■ TUJUAN LATIHAN
Cetak bagian artikel tentang dampak poligami pada anak di bawah ini dengan tepat, mulai dari "Sebaliknya, mencontoh sang" dan terus sampai "menyakiti pasangannya kelak.".

■ TEKS YANG DITAMPILKAN
Dampak Poligami pada si Anak, dari ikut Mencontoh sampai Enggan Mendua

Poligami memiliki dampak tersendiri pada anak. Psikolog anak dan praktisi Theraplay PION Clinican, Astrid WEN mengatakan dampak itu bisa berupa berkurangnya rasa kasih sayang dan perhatian yang diterima anak, hingga anak mengikuti tindakan poligami orang tuanya saat dewasa kelak.

“Beberapa anak bisa berpikir untuk melakukan poligami saat dewasa nanti,” kata Astrid saat dihubungi Selasa 5 September 2017.

Dari sisi perhatian, Astrid mengatakan si anak pastinya akan merasakan kehilangan ayah mereka yang tidak bisa setiap hari hadir di rumah. Hal itu akan berbeda ketika si ayah menghabiskan waktu dengan bekerja.  Saat dinas atau pergi ke luar kota, kantor biasanya memiliki jadwal pasti. Sehingga anak bisa memprediksi kapan ayahnya akan pulang. Sedangkan pembagian waktu saat poligami sering tidak terjadwal. “Anak belajar bahwa ayah tidak bisa hadir dan diandalkan di waktu sulit anak. Bisa saja, anak belajar jadi tidak percaya kepada orang tua. Pikiran itu bisa dibawa ke lingkungan,” kata Astrid.

Anak pun akan merekam situasi di lingkungan keluarganya itu. Mencontoh sang ayah, anak laki-laki misalnya akan melihat hal yang wajar bila seorang pria dewasa memiliki istri lebih dari satu. “Anak lelaki bisa timbul mindset bahwa laki-laki dewasa berhak memiliki istri banyak,” katanya.

Sebaliknya, mencontoh sang ibu, anak perempuan akan merasa bahwa seorang wanita dewasa harus siap dimadu. Tak hanya itu, anak jadi belajar dan bisa juga mencontoh bagaimana si ayah memperlakukan istri istrinya, atau ibu yang tetap menghargai suaminya. “Cara mengkomunikasikan kasih dan cara berhubungan di depan anak tanpa sadar akan menjadi konsep dalam diri anak,” katanya.
Bukan hal yang mutlak anak akan mencontoh poligami yang dilakukan para orang tua mereka. Ada pula anak yang justru berpikir enggan mendua setelah melihat orang tuanya. Anak, kata Astrid, bisa saja jadi mencari tahu bagaimana sebenarnya hubungan yang sehat dan aman. Bila kehidupan poligami orang tuanya tidak mulus, bisa saja si anak jadi belajar untuk tidak menyakiti pasangannya kelak.

Astrid mengatakan seorang anak sebaiknya tumbuh di lingkungan yang memiliki hubungan relasi yang aman. Artinya, orang tua mereka bisa memberikan emosi dan psikis yang baik kepada anak, sehingga anak bisa merasa dicintai dengan aman oleh orang tuanya. Kondisi itu berlaku bagi orang yang menjalani poligami dan tidak. “Hubungan orang tua mereka sebaiknya tidak memiliki kecemasan,” katanya.

Astrid berharap para orang tua bisa menjelaskan secara sederhana kepada si anak tentang hubungan poligami minimal saat anak berusia 11 tahun. Hal itu bisa mengurangi kebingungan anak yang akan membandingkan kondisi keluarga mereka dengan orang tua teman-temannya.

■ DATA MENTAH
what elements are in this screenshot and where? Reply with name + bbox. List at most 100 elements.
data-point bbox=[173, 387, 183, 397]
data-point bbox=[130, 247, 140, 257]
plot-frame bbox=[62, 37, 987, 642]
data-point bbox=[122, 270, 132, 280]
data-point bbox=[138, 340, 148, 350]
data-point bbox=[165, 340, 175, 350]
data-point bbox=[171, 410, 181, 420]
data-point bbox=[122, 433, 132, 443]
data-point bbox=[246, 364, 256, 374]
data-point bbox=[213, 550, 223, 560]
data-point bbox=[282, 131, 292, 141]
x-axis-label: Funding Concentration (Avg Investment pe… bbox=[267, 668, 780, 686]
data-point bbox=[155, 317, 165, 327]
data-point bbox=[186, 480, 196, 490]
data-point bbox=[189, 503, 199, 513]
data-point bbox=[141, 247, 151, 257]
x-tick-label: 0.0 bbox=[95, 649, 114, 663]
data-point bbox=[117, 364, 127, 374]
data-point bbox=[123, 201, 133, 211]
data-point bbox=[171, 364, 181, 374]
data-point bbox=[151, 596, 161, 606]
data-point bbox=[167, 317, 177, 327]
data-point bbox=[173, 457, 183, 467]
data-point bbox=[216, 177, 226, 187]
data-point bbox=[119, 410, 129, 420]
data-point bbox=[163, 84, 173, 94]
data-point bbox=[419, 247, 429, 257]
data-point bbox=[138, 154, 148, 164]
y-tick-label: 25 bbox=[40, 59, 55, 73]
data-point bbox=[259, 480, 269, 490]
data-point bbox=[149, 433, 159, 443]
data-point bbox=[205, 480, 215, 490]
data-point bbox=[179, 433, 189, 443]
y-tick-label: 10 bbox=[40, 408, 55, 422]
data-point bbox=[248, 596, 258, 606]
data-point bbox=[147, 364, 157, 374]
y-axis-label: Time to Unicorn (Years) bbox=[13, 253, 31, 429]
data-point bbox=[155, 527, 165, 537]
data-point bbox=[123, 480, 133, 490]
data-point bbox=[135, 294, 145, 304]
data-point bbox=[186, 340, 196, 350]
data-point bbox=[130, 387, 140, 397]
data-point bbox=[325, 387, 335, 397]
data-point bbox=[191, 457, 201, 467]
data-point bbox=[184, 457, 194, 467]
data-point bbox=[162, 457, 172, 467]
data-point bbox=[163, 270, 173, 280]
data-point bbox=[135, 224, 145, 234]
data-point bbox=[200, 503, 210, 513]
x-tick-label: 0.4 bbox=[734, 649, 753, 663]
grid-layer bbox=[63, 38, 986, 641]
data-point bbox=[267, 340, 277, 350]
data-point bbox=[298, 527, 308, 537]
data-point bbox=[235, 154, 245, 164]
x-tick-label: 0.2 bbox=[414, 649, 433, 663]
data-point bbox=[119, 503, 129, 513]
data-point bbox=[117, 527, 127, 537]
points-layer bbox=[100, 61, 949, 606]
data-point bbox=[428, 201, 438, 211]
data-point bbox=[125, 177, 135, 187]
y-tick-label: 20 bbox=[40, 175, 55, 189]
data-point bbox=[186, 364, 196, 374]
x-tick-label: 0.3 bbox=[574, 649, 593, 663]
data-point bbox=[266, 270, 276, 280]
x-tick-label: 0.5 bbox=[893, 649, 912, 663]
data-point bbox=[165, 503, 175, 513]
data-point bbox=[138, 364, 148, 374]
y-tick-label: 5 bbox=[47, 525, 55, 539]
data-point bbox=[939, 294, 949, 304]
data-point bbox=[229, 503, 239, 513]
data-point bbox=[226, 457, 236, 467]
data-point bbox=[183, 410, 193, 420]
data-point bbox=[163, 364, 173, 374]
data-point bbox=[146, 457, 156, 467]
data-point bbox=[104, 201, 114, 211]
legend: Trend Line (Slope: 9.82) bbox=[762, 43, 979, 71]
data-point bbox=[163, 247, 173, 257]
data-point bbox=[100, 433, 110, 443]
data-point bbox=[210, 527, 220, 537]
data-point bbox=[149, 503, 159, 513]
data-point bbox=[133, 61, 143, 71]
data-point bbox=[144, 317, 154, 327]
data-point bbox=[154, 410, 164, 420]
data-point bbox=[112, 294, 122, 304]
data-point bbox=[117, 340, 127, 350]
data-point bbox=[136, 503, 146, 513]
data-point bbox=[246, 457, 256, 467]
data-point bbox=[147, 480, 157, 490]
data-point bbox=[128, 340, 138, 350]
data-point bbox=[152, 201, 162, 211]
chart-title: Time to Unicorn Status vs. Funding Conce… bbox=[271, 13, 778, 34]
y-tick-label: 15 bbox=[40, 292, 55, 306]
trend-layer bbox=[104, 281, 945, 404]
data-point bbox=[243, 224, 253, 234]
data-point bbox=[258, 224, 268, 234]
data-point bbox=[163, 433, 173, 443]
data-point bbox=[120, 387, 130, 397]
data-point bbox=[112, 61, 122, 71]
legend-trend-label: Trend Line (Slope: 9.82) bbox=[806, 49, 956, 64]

■ JAWABAN LATIHAN
Sebaliknya, mencontoh sang ibu, anak perempuan akan merasa bahwa seorang wanita dewasa harus siap dimadu. Tak hanya itu, anak jadi belajar dan bisa juga mencontoh bagaimana si ayah memperlakukan istri istrinya, atau ibu yang tetap menghargai suaminya. “Cara mengkomunikasikan kasih dan cara berhubungan di depan anak tanpa sadar akan menjadi konsep dalam diri anak,” katanya.
Bukan hal yang mutlak anak akan mencontoh poligami yang dilakukan para orang tua mereka. Ada pula anak yang justru berpikir enggan mendua setelah melihat orang tuanya. Anak, kata Astrid, bisa saja jadi mencari tahu bagaimana sebenarnya hubungan yang sehat dan aman. Bila kehidupan poligami orang tuanya tidak mulus, bisa saja si anak jadi belajar untuk tidak menyakiti pasangannya kelak.